> Given problem: Type out the complete listing below word for word, without its pictures.

_____

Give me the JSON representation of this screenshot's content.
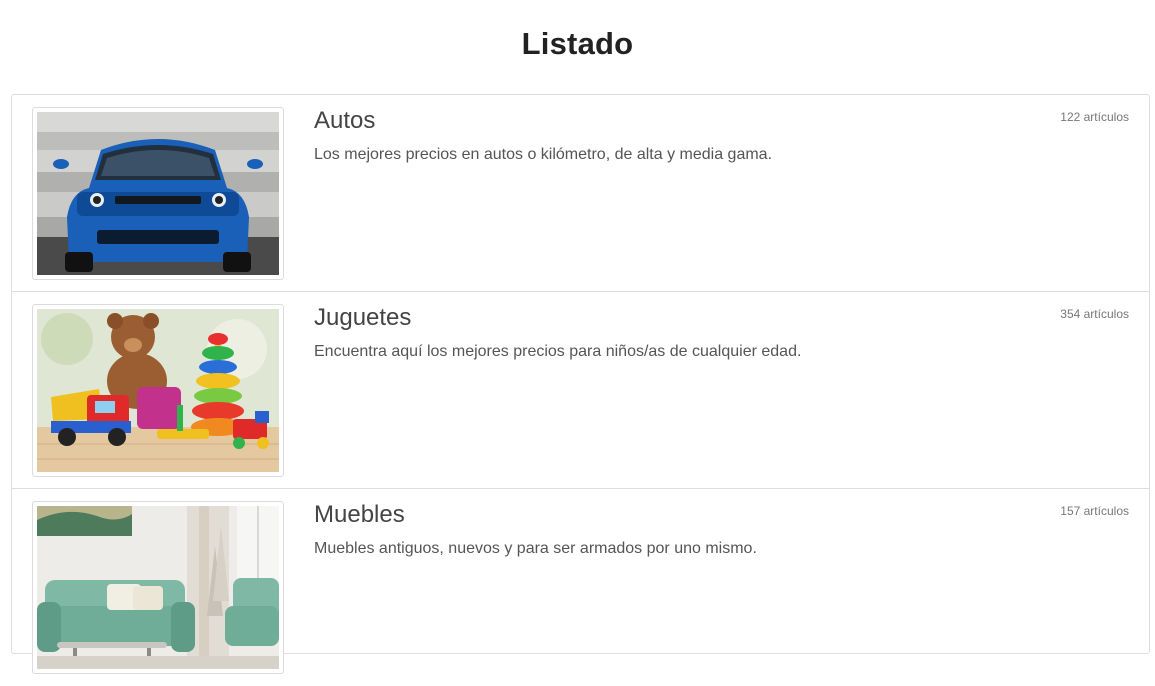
{
  "header": {
    "title": "Listado"
  },
  "items": [
    {
      "title": "Autos",
      "description": "Los mejores precios en autos o kilómetro, de alta y media gama.",
      "count": "122 artículos",
      "image": "blue-sports-car"
    },
    {
      "title": "Juguetes",
      "description": "Encuentra aquí los mejores precios para niños/as de cualquier edad.",
      "count": "354 artículos",
      "image": "teddy-bear-and-toys"
    },
    {
      "title": "Muebles",
      "description": "Muebles antiguos, nuevos y para ser armados por uno mismo.",
      "count": "157 artículos",
      "image": "living-room-sofa"
    }
  ]
}
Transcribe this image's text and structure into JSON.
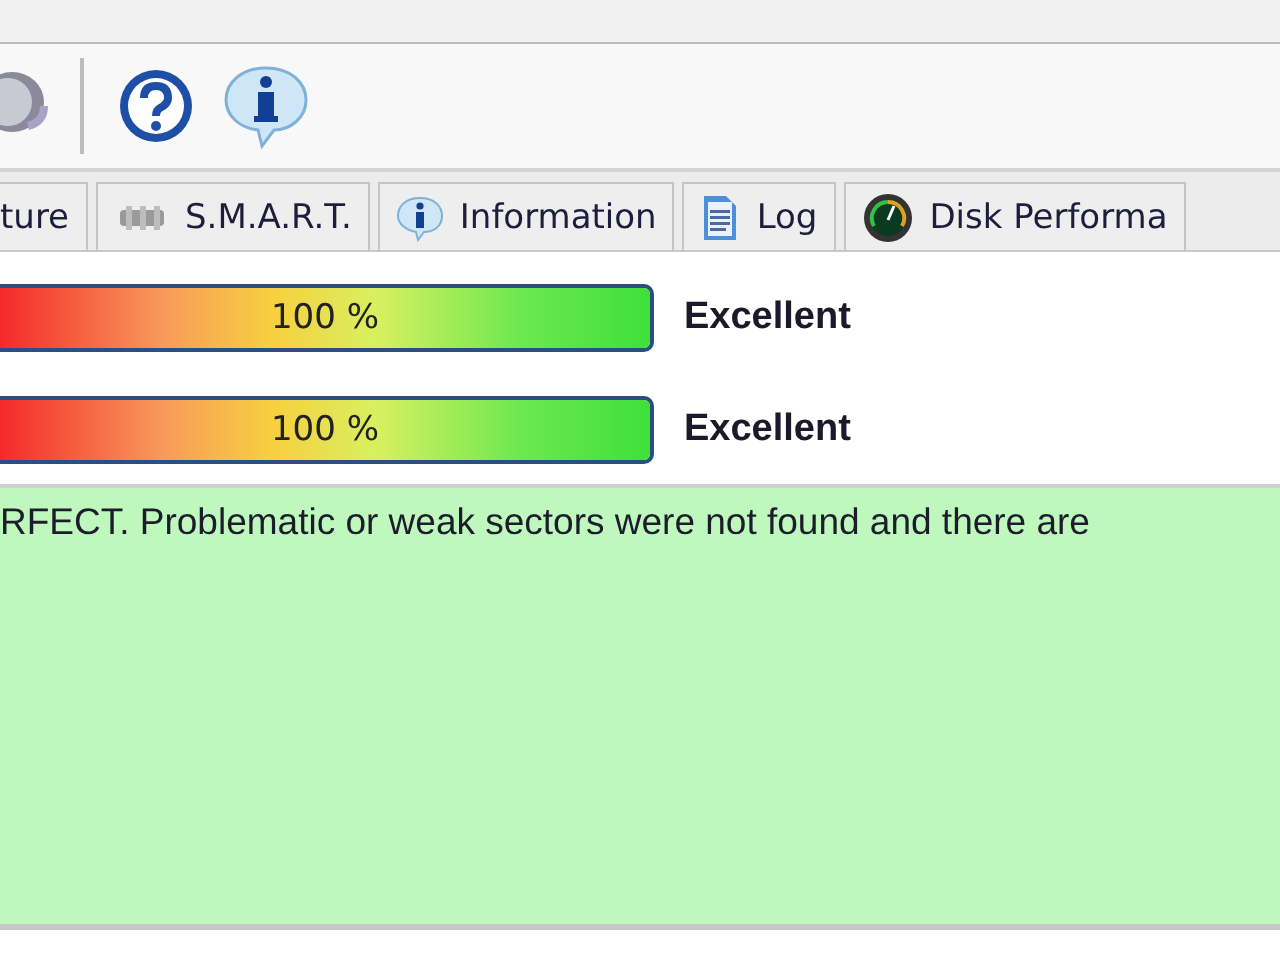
{
  "toolbar": {
    "buttons": [
      {
        "kind": "speaker"
      },
      {
        "kind": "separator"
      },
      {
        "kind": "help"
      },
      {
        "kind": "info"
      }
    ]
  },
  "tabs": [
    {
      "label": "ture",
      "kind": "plain",
      "selected": false
    },
    {
      "label": "S.M.A.R.T.",
      "kind": "smart",
      "selected": false
    },
    {
      "label": "Information",
      "kind": "information",
      "selected": false
    },
    {
      "label": "Log",
      "kind": "log",
      "selected": false
    },
    {
      "label": "Disk Performa",
      "kind": "performance",
      "selected": false
    }
  ],
  "meters": [
    {
      "level": 1.0,
      "reading": "100 %",
      "rating": "Excellent"
    },
    {
      "level": 1.0,
      "reading": "100 %",
      "rating": "Excellent"
    }
  ],
  "message": "RFECT. Problematic or weak sectors were not found and there are"
}
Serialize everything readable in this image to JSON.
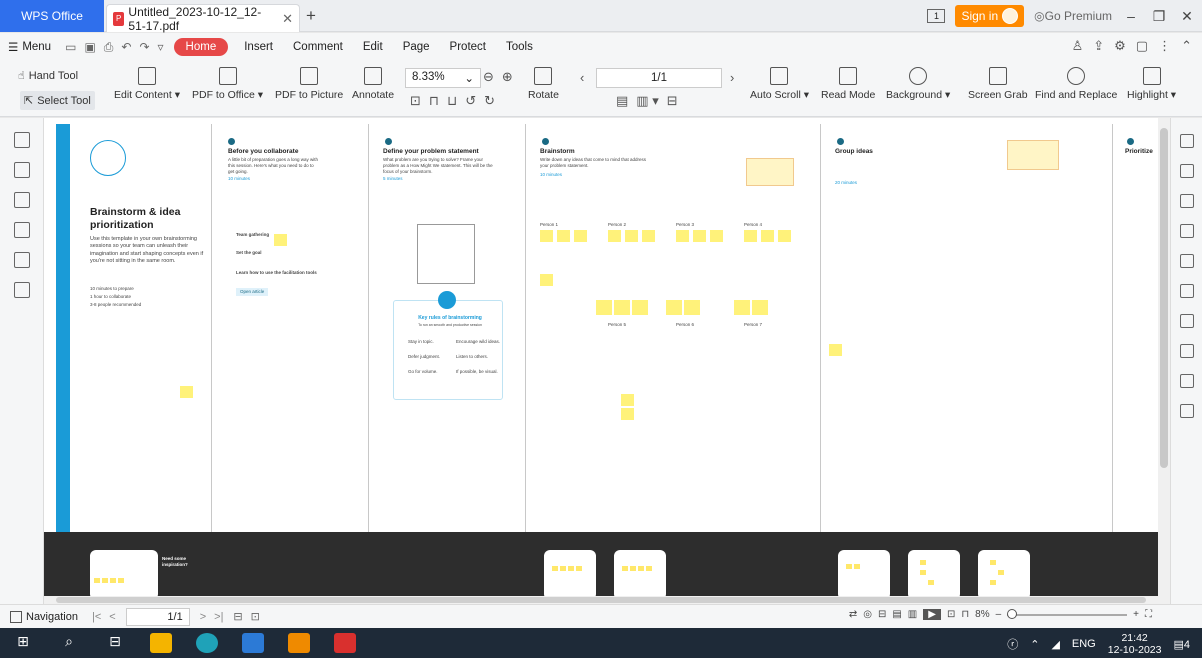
{
  "titlebar": {
    "app_name": "WPS Office",
    "doc_tab": "Untitled_2023-10-12_12-51-17.pdf",
    "sign_in": "Sign in",
    "go_premium": "Go Premium"
  },
  "menubar": {
    "menu": "Menu",
    "tabs": [
      "Home",
      "Insert",
      "Comment",
      "Edit",
      "Page",
      "Protect",
      "Tools"
    ]
  },
  "ribbon": {
    "hand_tool": "Hand Tool",
    "select_tool": "Select Tool",
    "edit_content": "Edit Content",
    "pdf_to_office": "PDF to Office",
    "pdf_to_picture": "PDF to Picture",
    "annotate": "Annotate",
    "zoom": "8.33%",
    "rotate": "Rotate",
    "page": "1/1",
    "auto_scroll": "Auto Scroll",
    "read_mode": "Read Mode",
    "background": "Background",
    "screen_grab": "Screen Grab",
    "find_replace": "Find and Replace",
    "highlight": "Highlight"
  },
  "canvas": {
    "panel1": {
      "title": "Brainstorm & idea prioritization",
      "body": "Use this template in your own brainstorming sessions so your team can unleash their imagination and start shaping concepts even if you're not sitting in the same room.",
      "meta": [
        "10 minutes to prepare",
        "1 hour to collaborate",
        "3-8 people recommended"
      ]
    },
    "panel2": {
      "title": "Before you collaborate",
      "body": "A little bit of preparation goes a long way with this session. Here's what you need to do to get going.",
      "time": "10 minutes",
      "steps": [
        "Team gathering",
        "Set the goal",
        "Learn how to use the facilitation tools"
      ],
      "link": "Open article"
    },
    "panel3": {
      "title": "Define your problem statement",
      "body": "What problem are you trying to solve? Frame your problem as a How Might We statement. This will be the focus of your brainstorm.",
      "time": "5 minutes",
      "rules_title": "Key rules of brainstorming",
      "rules_sub": "To run an smooth and productive session",
      "rules": [
        "Stay in topic.",
        "Encourage wild ideas.",
        "Defer judgment.",
        "Listen to others.",
        "Go for volume.",
        "If possible, be visual."
      ]
    },
    "panel4": {
      "title": "Brainstorm",
      "body": "Write down any ideas that come to mind that address your problem statement.",
      "time": "10 minutes",
      "persons": [
        "Person 1",
        "Person 2",
        "Person 3",
        "Person 4",
        "Person 5",
        "Person 6",
        "Person 7",
        "Person 8"
      ]
    },
    "panel5": {
      "title": "Group ideas",
      "time": "20 minutes"
    },
    "panel6": {
      "title": "Prioritize"
    },
    "footer_card": "Need some inspiration?"
  },
  "statusbar": {
    "navigation": "Navigation",
    "page": "1/1",
    "zoom": "8%"
  },
  "taskbar": {
    "lang": "ENG",
    "time": "21:42",
    "date": "12-10-2023",
    "badge": "4"
  },
  "colors": {
    "accent_blue": "#2f6fec",
    "home_red": "#e64848",
    "sign_in_orange": "#ff8a00",
    "template_blue": "#1a9bd7",
    "sticky_yellow": "#fff27a"
  }
}
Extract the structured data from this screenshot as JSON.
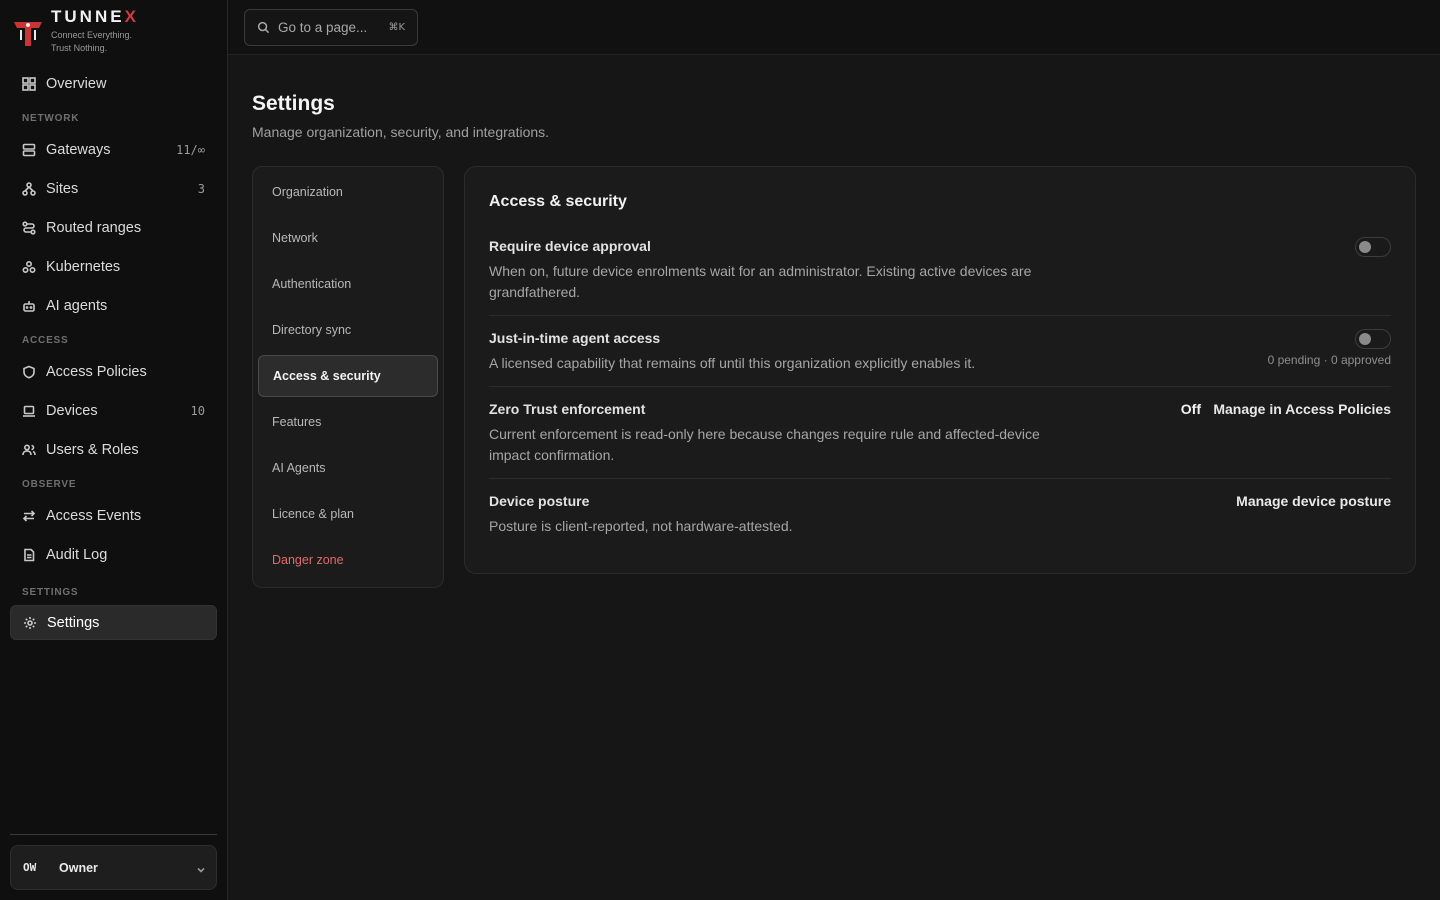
{
  "brand": {
    "name_main": "TUNNE",
    "name_accent": "X",
    "tagline_1": "Connect Everything.",
    "tagline_2": "Trust Nothing."
  },
  "sidebar": {
    "overview": {
      "label": "Overview",
      "icon": "grid-icon"
    },
    "sections": {
      "network": "NETWORK",
      "access": "ACCESS",
      "observe": "OBSERVE",
      "settings": "SETTINGS"
    },
    "gateways": {
      "label": "Gateways",
      "count": "11/∞",
      "icon": "server-icon"
    },
    "sites": {
      "label": "Sites",
      "count": "3",
      "icon": "sitemap-icon"
    },
    "routed_ranges": {
      "label": "Routed ranges",
      "icon": "route-icon"
    },
    "kubernetes": {
      "label": "Kubernetes",
      "icon": "cluster-icon"
    },
    "ai_agents": {
      "label": "AI agents",
      "icon": "bot-icon"
    },
    "access_policies": {
      "label": "Access Policies",
      "icon": "shield-icon"
    },
    "devices": {
      "label": "Devices",
      "count": "10",
      "icon": "laptop-icon"
    },
    "users_roles": {
      "label": "Users & Roles",
      "icon": "users-icon"
    },
    "access_events": {
      "label": "Access Events",
      "icon": "arrows-icon"
    },
    "audit_log": {
      "label": "Audit Log",
      "icon": "document-icon"
    },
    "settings": {
      "label": "Settings",
      "icon": "gear-icon"
    }
  },
  "user": {
    "initials": "OW",
    "role": "Owner"
  },
  "search": {
    "placeholder": "Go to a page...",
    "shortcut": "⌘K"
  },
  "page": {
    "title": "Settings",
    "subtitle": "Manage organization, security, and integrations."
  },
  "subnav": {
    "organization": "Organization",
    "network": "Network",
    "authentication": "Authentication",
    "directory_sync": "Directory sync",
    "access_security": "Access & security",
    "features": "Features",
    "ai_agents": "AI Agents",
    "licence_plan": "Licence & plan",
    "danger_zone": "Danger zone"
  },
  "panel": {
    "title": "Access & security",
    "device_approval": {
      "title": "Require device approval",
      "description": "When on, future device enrolments wait for an administrator. Existing active devices are grandfathered.",
      "enabled": false
    },
    "jit_access": {
      "title": "Just-in-time agent access",
      "description": "A licensed capability that remains off until this organization explicitly enables it.",
      "meta": "0 pending · 0 approved",
      "enabled": false
    },
    "zero_trust": {
      "title": "Zero Trust enforcement",
      "description": "Current enforcement is read-only here because changes require rule and affected-device impact confirmation.",
      "status": "Off",
      "link": "Manage in Access Policies"
    },
    "device_posture": {
      "title": "Device posture",
      "description": "Posture is client-reported, not hardware-attested.",
      "link": "Manage device posture"
    }
  },
  "colors": {
    "accent": "#d23b3b",
    "danger": "#e06a6a",
    "background": "#161616"
  }
}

_____

> Complete response:
Give me the JSON representation of this screenshot's content.
{
  "header": {
    "title": "Listado"
  },
  "items": [
    {
      "title": "Autos",
      "description": "Los mejores precios en autos o kilómetro, de alta y media gama.",
      "count": "122 artículos",
      "image": "blue-sports-car"
    },
    {
      "title": "Juguetes",
      "description": "Encuentra aquí los mejores precios para niños/as de cualquier edad.",
      "count": "354 artículos",
      "image": "teddy-bear-and-toys"
    },
    {
      "title": "Muebles",
      "description": "Muebles antiguos, nuevos y para ser armados por uno mismo.",
      "count": "157 artículos",
      "image": "living-room-sofa"
    }
  ]
}
Transcribe this image's text and structure into JSON.
{
  "toolbar": {
    "buttons": [
      {
        "kind": "speaker"
      },
      {
        "kind": "separator"
      },
      {
        "kind": "help"
      },
      {
        "kind": "info"
      }
    ]
  },
  "tabs": [
    {
      "label": "ture",
      "kind": "plain",
      "selected": false
    },
    {
      "label": "S.M.A.R.T.",
      "kind": "smart",
      "selected": false
    },
    {
      "label": "Information",
      "kind": "information",
      "selected": false
    },
    {
      "label": "Log",
      "kind": "log",
      "selected": false
    },
    {
      "label": "Disk Performa",
      "kind": "performance",
      "selected": false
    }
  ],
  "meters": [
    {
      "level": 1.0,
      "reading": "100 %",
      "rating": "Excellent"
    },
    {
      "level": 1.0,
      "reading": "100 %",
      "rating": "Excellent"
    }
  ],
  "message": "RFECT. Problematic or weak sectors were not found and there are"
}
Serialize everything readable in this image to JSON.
{
  "titlebar": {
    "app_name": "WPS Office",
    "doc_tab": "Untitled_2023-10-12_12-51-17.pdf",
    "sign_in": "Sign in",
    "go_premium": "Go Premium"
  },
  "menubar": {
    "menu": "Menu",
    "tabs": [
      "Home",
      "Insert",
      "Comment",
      "Edit",
      "Page",
      "Protect",
      "Tools"
    ]
  },
  "ribbon": {
    "hand_tool": "Hand Tool",
    "select_tool": "Select Tool",
    "edit_content": "Edit Content",
    "pdf_to_office": "PDF to Office",
    "pdf_to_picture": "PDF to Picture",
    "annotate": "Annotate",
    "zoom": "8.33%",
    "rotate": "Rotate",
    "page": "1/1",
    "auto_scroll": "Auto Scroll",
    "read_mode": "Read Mode",
    "background": "Background",
    "screen_grab": "Screen Grab",
    "find_replace": "Find and Replace",
    "highlight": "Highlight"
  },
  "canvas": {
    "panel1": {
      "title": "Brainstorm & idea prioritization",
      "body": "Use this template in your own brainstorming sessions so your team can unleash their imagination and start shaping concepts even if you're not sitting in the same room.",
      "meta": [
        "10 minutes to prepare",
        "1 hour to collaborate",
        "3-8 people recommended"
      ]
    },
    "panel2": {
      "title": "Before you collaborate",
      "body": "A little bit of preparation goes a long way with this session. Here's what you need to do to get going.",
      "time": "10 minutes",
      "steps": [
        "Team gathering",
        "Set the goal",
        "Learn how to use the facilitation tools"
      ],
      "link": "Open article"
    },
    "panel3": {
      "title": "Define your problem statement",
      "body": "What problem are you trying to solve? Frame your problem as a How Might We statement. This will be the focus of your brainstorm.",
      "time": "5 minutes",
      "rules_title": "Key rules of brainstorming",
      "rules_sub": "To run an smooth and productive session",
      "rules": [
        "Stay in topic.",
        "Encourage wild ideas.",
        "Defer judgment.",
        "Listen to others.",
        "Go for volume.",
        "If possible, be visual."
      ]
    },
    "panel4": {
      "title": "Brainstorm",
      "body": "Write down any ideas that come to mind that address your problem statement.",
      "time": "10 minutes",
      "persons": [
        "Person 1",
        "Person 2",
        "Person 3",
        "Person 4",
        "Person 5",
        "Person 6",
        "Person 7",
        "Person 8"
      ]
    },
    "panel5": {
      "title": "Group ideas",
      "time": "20 minutes"
    },
    "panel6": {
      "title": "Prioritize"
    },
    "footer_card": "Need some inspiration?"
  },
  "statusbar": {
    "navigation": "Navigation",
    "page": "1/1",
    "zoom": "8%"
  },
  "taskbar": {
    "lang": "ENG",
    "time": "21:42",
    "date": "12-10-2023",
    "badge": "4"
  },
  "colors": {
    "accent_blue": "#2f6fec",
    "home_red": "#e64848",
    "sign_in_orange": "#ff8a00",
    "template_blue": "#1a9bd7",
    "sticky_yellow": "#fff27a"
  }
}
Extract the structured data from this screenshot as JSON.
{
  "brand": {
    "name_main": "TUNNE",
    "name_accent": "X",
    "tagline_1": "Connect Everything.",
    "tagline_2": "Trust Nothing."
  },
  "sidebar": {
    "overview": {
      "label": "Overview",
      "icon": "grid-icon"
    },
    "sections": {
      "network": "NETWORK",
      "access": "ACCESS",
      "observe": "OBSERVE",
      "settings": "SETTINGS"
    },
    "gateways": {
      "label": "Gateways",
      "count": "11/∞",
      "icon": "server-icon"
    },
    "sites": {
      "label": "Sites",
      "count": "3",
      "icon": "sitemap-icon"
    },
    "routed_ranges": {
      "label": "Routed ranges",
      "icon": "route-icon"
    },
    "kubernetes": {
      "label": "Kubernetes",
      "icon": "cluster-icon"
    },
    "ai_agents": {
      "label": "AI agents",
      "icon": "bot-icon"
    },
    "access_policies": {
      "label": "Access Policies",
      "icon": "shield-icon"
    },
    "devices": {
      "label": "Devices",
      "count": "10",
      "icon": "laptop-icon"
    },
    "users_roles": {
      "label": "Users & Roles",
      "icon": "users-icon"
    },
    "access_events": {
      "label": "Access Events",
      "icon": "arrows-icon"
    },
    "audit_log": {
      "label": "Audit Log",
      "icon": "document-icon"
    },
    "settings": {
      "label": "Settings",
      "icon": "gear-icon"
    }
  },
  "user": {
    "initials": "OW",
    "role": "Owner"
  },
  "search": {
    "placeholder": "Go to a page...",
    "shortcut": "⌘K"
  },
  "page": {
    "title": "Settings",
    "subtitle": "Manage organization, security, and integrations."
  },
  "subnav": {
    "organization": "Organization",
    "network": "Network",
    "authentication": "Authentication",
    "directory_sync": "Directory sync",
    "access_security": "Access & security",
    "features": "Features",
    "ai_agents": "AI Agents",
    "licence_plan": "Licence & plan",
    "danger_zone": "Danger zone"
  },
  "panel": {
    "title": "Access & security",
    "device_approval": {
      "title": "Require device approval",
      "description": "When on, future device enrolments wait for an administrator. Existing active devices are grandfathered.",
      "enabled": false
    },
    "jit_access": {
      "title": "Just-in-time agent access",
      "description": "A licensed capability that remains off until this organization explicitly enables it.",
      "meta": "0 pending · 0 approved",
      "enabled": false
    },
    "zero_trust": {
      "title": "Zero Trust enforcement",
      "description": "Current enforcement is read-only here because changes require rule and affected-device impact confirmation.",
      "status": "Off",
      "link": "Manage in Access Policies"
    },
    "device_posture": {
      "title": "Device posture",
      "description": "Posture is client-reported, not hardware-attested.",
      "link": "Manage device posture"
    }
  },
  "colors": {
    "accent": "#d23b3b",
    "danger": "#e06a6a",
    "background": "#161616"
  }
}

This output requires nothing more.